### TEXT EXTRACT
Justification in Arabic typography

Arabic writing has different characteristics from Latin writing. Some of these characteristics contribute to the processing complexity of the justification algorithms that can be used in Arabic. In particular, Arabic writing is cursive in its printed form as well as in its handwritten one. The letters change according to their position in the word, according to the surrounding letters, and in some cases according to the word’s meaning (ex. The word Allah (God), and the word Mohamed when it means the prophet Mohamed (see figure 3)). The alternative positions are then interdependent. The exit point of each glyph is attached to the entry point of the following glyph and there is no hyphenation.

Figure 3: : Special morphology
Figure 3:
Special morphology

Ligatures

The cursive nature of Arabic writing implies, among other things, a wide use of ligatures (Haralambous 1995). Indeed, Arabic writing is rich in ligatures. Some of them are mandatory and obey grammatical and contextual rules (Haralambous 1995). Others are optional and exist only for aesthetic reasons, legibility, or justification. Moreover, the connection of letters can lead to the introduction of implicit contextual ligatures. An explicit ligature is the fusion of two, three, or even more graphemes.

Generally, the ligature’s width is less than the one of a fused graphemes group. The aesthetic ligature

(right) in figure 4 is 9.65 pt wide, whereas the ligature in the simple contextual substitutions (middle) is 14.75 pt wide.

Figure 4: : Contextual and aesthetic transformations
Figure 4:
Contextual and aesthetic transformations

Controlling the ligatures’ behavior by converting the implicit ligatures into aesthetic ones gives some flexibility to adjust the word for the available space on the line. The example in figure 5 shows three ligature levels: mandatory simple substitutions, aesthetic ligatures of the second degree, and finally, aesthetic ligatures of the third degree. The last two ligature levels provide different possibilities for shrinking of the same word.

Figure 5: : Various levels of ligatures
Figure 5:
Various levels of ligatures

The use of second and third degree aesthetic ligatures has to take into consideration the constraints of legibility. A typesetting system should take into account three options for ligatures. For the first level, there are only implicit contextual ligatures. This level also covers mandatory grammatical ligatures, such as the Lam-Alef ligature; it is recommended for textbooks or books for the general public where it is necessary to avoid confusion between letters and reading ambiguities. In a second-level publication, it is possible to take some liberty and use some aesthetic ligatures. In the third level, the use of aesthetic ligatures of higher degrees is allowed, and graphic expressions are free.
######
### ROWS
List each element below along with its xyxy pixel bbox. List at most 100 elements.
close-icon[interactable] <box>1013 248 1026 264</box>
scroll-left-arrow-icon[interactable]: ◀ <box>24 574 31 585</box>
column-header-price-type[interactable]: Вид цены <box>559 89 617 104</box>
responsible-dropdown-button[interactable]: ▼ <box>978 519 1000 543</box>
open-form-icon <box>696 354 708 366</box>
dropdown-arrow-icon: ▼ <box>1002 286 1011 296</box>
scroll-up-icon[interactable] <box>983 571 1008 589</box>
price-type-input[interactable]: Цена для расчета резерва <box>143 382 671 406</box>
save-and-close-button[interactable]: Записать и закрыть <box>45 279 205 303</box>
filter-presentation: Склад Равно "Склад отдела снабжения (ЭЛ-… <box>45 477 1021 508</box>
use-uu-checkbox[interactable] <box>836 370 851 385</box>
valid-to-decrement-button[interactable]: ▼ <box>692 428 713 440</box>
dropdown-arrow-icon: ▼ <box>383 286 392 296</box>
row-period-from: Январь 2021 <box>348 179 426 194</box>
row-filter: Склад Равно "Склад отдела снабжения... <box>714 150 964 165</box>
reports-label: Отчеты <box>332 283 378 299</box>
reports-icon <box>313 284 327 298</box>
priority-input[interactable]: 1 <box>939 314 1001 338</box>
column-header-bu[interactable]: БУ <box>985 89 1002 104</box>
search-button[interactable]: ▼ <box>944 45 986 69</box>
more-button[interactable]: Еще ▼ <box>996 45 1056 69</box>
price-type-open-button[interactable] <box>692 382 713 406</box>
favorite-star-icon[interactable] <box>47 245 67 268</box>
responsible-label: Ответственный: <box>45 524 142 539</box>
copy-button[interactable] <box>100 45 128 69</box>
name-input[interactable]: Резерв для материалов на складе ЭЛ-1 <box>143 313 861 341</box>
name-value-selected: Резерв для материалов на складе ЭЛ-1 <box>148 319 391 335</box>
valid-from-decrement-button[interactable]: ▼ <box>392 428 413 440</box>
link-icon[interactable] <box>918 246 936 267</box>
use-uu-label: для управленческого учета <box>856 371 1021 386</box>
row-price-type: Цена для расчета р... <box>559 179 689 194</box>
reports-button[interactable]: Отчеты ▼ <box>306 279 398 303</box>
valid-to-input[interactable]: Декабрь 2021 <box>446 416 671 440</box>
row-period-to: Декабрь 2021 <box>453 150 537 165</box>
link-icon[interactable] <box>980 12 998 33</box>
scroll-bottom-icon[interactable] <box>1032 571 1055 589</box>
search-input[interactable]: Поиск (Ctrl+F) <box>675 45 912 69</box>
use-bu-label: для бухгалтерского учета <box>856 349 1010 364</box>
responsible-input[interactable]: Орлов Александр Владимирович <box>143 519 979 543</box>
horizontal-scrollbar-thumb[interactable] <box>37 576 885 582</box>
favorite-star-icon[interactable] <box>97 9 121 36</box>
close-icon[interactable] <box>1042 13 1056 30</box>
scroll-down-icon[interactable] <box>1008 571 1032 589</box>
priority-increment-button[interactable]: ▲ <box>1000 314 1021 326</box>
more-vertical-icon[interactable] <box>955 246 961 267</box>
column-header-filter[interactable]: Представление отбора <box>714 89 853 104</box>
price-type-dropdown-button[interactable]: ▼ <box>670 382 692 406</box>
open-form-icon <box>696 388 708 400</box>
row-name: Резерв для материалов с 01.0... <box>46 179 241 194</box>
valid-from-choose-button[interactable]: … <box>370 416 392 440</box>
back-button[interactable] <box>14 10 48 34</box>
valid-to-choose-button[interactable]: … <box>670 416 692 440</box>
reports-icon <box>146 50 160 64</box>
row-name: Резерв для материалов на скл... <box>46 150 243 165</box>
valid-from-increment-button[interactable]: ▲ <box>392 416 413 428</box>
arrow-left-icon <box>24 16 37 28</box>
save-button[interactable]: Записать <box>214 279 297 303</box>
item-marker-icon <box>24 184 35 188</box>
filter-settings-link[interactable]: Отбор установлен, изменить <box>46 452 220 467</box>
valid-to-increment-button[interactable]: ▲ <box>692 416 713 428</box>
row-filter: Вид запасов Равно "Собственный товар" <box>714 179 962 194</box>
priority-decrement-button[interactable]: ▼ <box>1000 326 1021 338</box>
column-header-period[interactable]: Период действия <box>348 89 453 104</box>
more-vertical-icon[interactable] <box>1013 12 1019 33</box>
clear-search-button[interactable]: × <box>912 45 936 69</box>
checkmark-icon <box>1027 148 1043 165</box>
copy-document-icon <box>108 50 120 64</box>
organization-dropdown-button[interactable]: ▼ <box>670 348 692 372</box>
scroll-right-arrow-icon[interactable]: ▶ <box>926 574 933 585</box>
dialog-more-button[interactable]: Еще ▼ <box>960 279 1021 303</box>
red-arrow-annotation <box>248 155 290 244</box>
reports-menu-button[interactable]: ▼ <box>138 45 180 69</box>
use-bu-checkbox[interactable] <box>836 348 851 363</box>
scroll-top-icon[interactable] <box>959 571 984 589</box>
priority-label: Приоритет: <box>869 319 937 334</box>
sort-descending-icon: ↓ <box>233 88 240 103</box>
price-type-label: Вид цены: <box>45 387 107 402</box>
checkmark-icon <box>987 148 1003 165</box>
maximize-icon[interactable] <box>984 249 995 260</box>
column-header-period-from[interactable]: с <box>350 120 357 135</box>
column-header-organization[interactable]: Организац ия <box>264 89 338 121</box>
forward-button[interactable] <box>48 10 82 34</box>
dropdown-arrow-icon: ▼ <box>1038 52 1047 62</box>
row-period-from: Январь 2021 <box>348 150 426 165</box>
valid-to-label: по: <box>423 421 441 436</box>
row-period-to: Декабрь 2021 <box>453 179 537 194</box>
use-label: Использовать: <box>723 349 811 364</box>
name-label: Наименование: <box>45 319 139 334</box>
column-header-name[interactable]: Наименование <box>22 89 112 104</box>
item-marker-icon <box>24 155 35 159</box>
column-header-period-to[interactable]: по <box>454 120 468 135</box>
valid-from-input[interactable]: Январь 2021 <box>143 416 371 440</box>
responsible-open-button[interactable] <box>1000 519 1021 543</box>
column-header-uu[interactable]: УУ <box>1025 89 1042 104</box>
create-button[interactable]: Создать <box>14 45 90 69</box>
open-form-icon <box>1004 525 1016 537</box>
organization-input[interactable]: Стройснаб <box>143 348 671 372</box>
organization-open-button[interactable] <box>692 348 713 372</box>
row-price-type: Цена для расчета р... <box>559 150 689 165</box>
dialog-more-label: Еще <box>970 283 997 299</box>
######
=== TO BE DONE ===
**a.** In the text on Arabic justification, which ligature is given as an example of a mandatory grammatical ligature?
**b.** Edit the text on Arabic justification by writing out everything from "The use of second" down to "expressions are free.", with "textbooks" changed to "schoolbooks".
**c.** Name the three ligature levels that the text on Arabic justification says the example in figure 5 shows.

=== ANSWERS TO EACH TASK ===
**a.** The Lam-Alef ligature.

**b.**
The use of second and third degree aesthetic ligatures has to take into consideration the constraints of legibility. A typesetting system should take into account three options for ligatures. For the first level, there are only implicit contextual ligatures. This level also covers mandatory grammatical ligatures, such as the Lam-Alef ligature; it is recommended for schoolbooks or books for the general public where it is necessary to avoid confusion between letters and reading ambiguities. In a second-level publication, it is possible to take some liberty and use some aesthetic ligatures. In the third level, the use of aesthetic ligatures of higher degrees is allowed, and graphic expressions are free.

**c.** Mandatory simple substitutions; aesthetic ligatures of the second degree; aesthetic ligatures of the third degree.